# Your objective
Copy each line of the records that holds the string "parameter".

[Dataset listings of figures]
-----
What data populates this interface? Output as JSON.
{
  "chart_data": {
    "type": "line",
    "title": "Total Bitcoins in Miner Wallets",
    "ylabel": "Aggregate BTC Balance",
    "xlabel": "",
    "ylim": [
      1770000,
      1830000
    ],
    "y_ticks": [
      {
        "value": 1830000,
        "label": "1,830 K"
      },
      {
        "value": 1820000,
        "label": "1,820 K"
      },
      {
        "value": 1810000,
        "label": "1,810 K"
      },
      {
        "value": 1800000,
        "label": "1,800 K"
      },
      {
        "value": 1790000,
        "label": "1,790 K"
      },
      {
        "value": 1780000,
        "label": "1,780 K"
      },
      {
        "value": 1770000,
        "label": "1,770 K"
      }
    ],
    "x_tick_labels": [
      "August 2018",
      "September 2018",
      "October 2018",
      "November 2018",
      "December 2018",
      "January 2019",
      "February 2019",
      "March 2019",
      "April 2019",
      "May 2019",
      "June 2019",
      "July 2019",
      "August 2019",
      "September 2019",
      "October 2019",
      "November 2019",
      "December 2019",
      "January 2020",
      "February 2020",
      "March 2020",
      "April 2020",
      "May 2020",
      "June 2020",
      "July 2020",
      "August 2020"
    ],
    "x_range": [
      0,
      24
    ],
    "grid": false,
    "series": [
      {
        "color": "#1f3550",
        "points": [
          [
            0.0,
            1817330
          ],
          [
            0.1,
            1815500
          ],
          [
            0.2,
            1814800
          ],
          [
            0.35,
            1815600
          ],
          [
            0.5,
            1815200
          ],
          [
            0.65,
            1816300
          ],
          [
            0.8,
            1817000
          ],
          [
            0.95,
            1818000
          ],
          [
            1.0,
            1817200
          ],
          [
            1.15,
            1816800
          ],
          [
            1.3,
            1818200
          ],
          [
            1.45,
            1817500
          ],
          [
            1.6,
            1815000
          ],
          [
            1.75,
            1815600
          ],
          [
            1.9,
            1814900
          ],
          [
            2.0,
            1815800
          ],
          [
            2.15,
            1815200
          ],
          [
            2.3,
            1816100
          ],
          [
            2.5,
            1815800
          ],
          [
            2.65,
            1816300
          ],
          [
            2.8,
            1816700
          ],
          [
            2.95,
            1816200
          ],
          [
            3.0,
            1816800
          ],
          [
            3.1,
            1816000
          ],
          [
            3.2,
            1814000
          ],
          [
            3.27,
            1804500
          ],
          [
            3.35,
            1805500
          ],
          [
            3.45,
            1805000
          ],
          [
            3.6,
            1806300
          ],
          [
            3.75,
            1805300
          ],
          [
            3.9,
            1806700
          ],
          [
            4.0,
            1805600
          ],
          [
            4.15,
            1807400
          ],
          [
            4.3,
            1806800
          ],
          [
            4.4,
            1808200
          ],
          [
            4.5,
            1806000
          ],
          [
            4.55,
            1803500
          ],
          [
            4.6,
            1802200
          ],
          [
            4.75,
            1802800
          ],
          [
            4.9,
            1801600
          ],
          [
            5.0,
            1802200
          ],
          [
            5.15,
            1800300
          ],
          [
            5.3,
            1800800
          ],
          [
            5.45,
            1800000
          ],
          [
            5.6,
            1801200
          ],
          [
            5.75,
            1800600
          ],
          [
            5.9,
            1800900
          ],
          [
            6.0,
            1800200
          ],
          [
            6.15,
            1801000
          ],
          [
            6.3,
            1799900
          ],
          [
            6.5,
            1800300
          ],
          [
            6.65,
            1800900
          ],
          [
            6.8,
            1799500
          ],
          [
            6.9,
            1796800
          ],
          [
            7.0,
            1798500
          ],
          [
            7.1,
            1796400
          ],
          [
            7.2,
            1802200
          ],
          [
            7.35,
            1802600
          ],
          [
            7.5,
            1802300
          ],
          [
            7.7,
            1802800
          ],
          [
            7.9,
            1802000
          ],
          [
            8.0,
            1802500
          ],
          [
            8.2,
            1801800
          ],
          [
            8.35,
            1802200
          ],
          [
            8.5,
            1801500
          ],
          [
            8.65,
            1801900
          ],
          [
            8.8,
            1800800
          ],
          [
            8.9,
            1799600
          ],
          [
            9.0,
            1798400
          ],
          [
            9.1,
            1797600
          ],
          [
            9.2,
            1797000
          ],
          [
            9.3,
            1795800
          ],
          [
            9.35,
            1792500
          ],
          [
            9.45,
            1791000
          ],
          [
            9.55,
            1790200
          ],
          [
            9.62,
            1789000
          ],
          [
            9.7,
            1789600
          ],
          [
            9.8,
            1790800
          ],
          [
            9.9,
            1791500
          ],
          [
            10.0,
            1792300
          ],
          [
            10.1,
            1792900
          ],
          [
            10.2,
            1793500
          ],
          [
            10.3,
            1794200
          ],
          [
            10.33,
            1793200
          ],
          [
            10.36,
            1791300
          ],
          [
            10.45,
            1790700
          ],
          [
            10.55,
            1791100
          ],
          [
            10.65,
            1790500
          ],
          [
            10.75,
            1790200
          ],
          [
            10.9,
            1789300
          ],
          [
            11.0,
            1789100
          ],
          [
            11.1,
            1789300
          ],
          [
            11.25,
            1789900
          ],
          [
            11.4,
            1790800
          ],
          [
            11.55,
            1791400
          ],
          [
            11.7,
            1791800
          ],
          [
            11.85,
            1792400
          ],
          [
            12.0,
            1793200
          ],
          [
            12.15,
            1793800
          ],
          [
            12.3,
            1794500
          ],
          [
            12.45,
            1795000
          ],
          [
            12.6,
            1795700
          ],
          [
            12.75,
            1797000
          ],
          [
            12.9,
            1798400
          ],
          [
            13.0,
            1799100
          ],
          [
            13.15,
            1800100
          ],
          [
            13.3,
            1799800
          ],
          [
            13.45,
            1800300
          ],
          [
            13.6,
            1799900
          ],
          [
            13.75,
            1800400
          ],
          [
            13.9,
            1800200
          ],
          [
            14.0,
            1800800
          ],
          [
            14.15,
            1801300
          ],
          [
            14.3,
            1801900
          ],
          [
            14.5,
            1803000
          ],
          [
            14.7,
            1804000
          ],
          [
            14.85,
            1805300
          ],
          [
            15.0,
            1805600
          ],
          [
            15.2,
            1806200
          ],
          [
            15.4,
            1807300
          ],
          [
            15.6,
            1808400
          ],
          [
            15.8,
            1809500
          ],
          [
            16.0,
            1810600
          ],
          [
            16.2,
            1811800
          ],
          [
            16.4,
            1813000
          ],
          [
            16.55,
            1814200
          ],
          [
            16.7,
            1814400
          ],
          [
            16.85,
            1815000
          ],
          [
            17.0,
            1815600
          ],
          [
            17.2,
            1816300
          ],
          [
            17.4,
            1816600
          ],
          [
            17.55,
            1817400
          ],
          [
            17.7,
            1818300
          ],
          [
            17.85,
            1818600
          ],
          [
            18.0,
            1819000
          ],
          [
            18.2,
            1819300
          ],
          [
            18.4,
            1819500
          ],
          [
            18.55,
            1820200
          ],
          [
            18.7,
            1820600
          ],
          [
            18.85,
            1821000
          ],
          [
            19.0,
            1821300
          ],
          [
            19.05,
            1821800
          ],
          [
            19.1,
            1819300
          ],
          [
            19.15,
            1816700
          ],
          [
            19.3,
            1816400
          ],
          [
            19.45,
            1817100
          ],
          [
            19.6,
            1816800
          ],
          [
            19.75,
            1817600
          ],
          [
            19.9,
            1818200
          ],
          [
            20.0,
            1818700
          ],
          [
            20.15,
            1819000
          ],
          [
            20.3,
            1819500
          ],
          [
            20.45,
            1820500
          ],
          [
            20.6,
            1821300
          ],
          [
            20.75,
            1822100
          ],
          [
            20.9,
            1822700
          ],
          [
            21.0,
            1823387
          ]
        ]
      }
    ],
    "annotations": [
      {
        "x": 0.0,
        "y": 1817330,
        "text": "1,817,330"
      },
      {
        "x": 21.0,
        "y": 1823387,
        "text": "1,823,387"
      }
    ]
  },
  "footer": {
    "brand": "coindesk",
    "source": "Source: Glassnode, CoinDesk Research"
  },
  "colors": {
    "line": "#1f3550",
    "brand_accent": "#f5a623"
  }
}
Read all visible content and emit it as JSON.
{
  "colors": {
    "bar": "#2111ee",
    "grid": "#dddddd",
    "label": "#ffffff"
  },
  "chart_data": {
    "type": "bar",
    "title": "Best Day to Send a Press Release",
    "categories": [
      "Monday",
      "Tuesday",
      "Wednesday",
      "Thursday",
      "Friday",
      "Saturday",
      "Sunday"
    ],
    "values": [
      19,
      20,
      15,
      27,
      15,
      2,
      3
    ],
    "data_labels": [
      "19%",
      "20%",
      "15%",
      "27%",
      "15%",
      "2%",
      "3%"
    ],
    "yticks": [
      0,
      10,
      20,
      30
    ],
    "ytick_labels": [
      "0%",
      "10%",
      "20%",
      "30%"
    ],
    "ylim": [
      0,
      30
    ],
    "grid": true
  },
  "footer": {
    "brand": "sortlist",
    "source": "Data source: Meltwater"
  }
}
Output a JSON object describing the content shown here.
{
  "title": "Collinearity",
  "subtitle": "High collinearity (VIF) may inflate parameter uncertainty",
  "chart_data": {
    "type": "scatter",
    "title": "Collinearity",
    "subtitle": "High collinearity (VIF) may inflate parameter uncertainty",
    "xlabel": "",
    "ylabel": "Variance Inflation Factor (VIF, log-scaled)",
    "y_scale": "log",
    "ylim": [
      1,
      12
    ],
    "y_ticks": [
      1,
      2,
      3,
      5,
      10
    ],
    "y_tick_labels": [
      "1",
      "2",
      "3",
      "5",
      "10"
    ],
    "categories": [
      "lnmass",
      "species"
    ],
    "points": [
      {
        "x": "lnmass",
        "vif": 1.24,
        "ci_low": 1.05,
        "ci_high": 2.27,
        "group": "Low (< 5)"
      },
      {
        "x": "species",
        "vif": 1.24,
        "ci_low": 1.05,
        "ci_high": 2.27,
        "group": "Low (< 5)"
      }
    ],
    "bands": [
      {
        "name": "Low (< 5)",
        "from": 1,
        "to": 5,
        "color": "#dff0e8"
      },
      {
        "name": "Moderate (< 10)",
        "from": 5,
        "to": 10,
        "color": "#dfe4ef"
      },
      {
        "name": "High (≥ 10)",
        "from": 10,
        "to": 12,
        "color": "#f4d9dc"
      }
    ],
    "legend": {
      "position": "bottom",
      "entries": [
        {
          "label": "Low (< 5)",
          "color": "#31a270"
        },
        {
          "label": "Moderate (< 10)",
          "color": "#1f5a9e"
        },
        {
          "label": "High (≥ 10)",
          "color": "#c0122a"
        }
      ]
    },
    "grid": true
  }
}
-----
# Output of the task
  "subtitle": "High collinearity (VIF) may inflate parameter uncertainty",
    "subtitle": "High collinearity (VIF) may inflate parameter uncertainty",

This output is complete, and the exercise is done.